▸ **EXCERPT TO READ**
○ ○ ○ ○
Table of selected orthologs from all animal groups
| Genus and species | Common name | Estimated Divergence (MYA) | Accession number | Amino Acid Length | Sequence Similarity (%) |
|---|---|---|---|---|---|
| Homo sapiens | Humans | 0 | NP_001372850 | 915 | 100 |
| Macaca mulatta | Rhesus monkey | 28.8 | NP_001247877 | 916 | 99.2 |
| Mus musculus | House mouse | 87 | NP_666196 | 851 | 87.3 |
| Alligator sinesis | Chinese alligator | 319 | XP_006026918 | 930 | 87.0 |
| Gallus gallus | Chicken | 319 | NP_001264674 | 905 | 85.9 |
| Xenopus tropicalis | Tropical clawed frog | 352 | XP_002933679 | 831 | 72.0 |
| Amblyraja radiata | Thorny skate | 462 | XP_032885277 | 825 | 58.4 |

=== Paralogs ===
The human FAM13B gene has two paralogs, FAM13A and FAM13C. Similar to FAM13B, the FAM13A and FAM13C are found in vertebrates including mammals, aves, reptiles, amphibians, and jawed fish. The paralogs are not found in invertebrates.

== Clinical significance ==
FAM13B is frequently deleted in malignant myelomas, suggesting its potential role in cancer development. Altered expression of FAM13B has been linked to susceptibility to atrial fibrillation, a cardiac arrhythmia.
○ ○ ○ ○
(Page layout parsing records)

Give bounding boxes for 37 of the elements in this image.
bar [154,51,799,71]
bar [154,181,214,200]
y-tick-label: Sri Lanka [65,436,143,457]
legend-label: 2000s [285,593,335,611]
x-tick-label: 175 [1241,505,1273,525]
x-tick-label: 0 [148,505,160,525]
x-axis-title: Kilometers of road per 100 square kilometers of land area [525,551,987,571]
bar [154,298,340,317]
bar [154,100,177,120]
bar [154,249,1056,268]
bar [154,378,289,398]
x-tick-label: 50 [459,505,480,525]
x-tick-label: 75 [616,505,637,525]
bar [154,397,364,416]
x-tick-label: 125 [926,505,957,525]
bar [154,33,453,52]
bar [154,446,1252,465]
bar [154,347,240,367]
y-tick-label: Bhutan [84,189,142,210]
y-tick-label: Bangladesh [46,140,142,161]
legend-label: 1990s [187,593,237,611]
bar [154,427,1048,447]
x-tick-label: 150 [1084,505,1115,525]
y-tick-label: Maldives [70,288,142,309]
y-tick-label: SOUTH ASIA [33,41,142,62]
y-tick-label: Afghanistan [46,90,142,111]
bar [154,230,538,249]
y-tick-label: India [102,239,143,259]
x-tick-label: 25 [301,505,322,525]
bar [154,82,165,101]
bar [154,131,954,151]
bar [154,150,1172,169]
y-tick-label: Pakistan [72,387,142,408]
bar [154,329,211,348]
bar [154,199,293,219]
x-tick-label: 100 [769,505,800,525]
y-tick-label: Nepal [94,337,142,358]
○ ○ ○ ○
Answer these questions from the FAM13B excerpt:
1. What sequence similarity is listed for the chicken?
2. What are the two paralogs of the human FAM13B gene?
3. Altered FAM13B expression has been linked to susceptibility to which cardiac arrhythmia?

1. 85.9%
2. FAM13A and FAM13C
3. Atrial fibrillation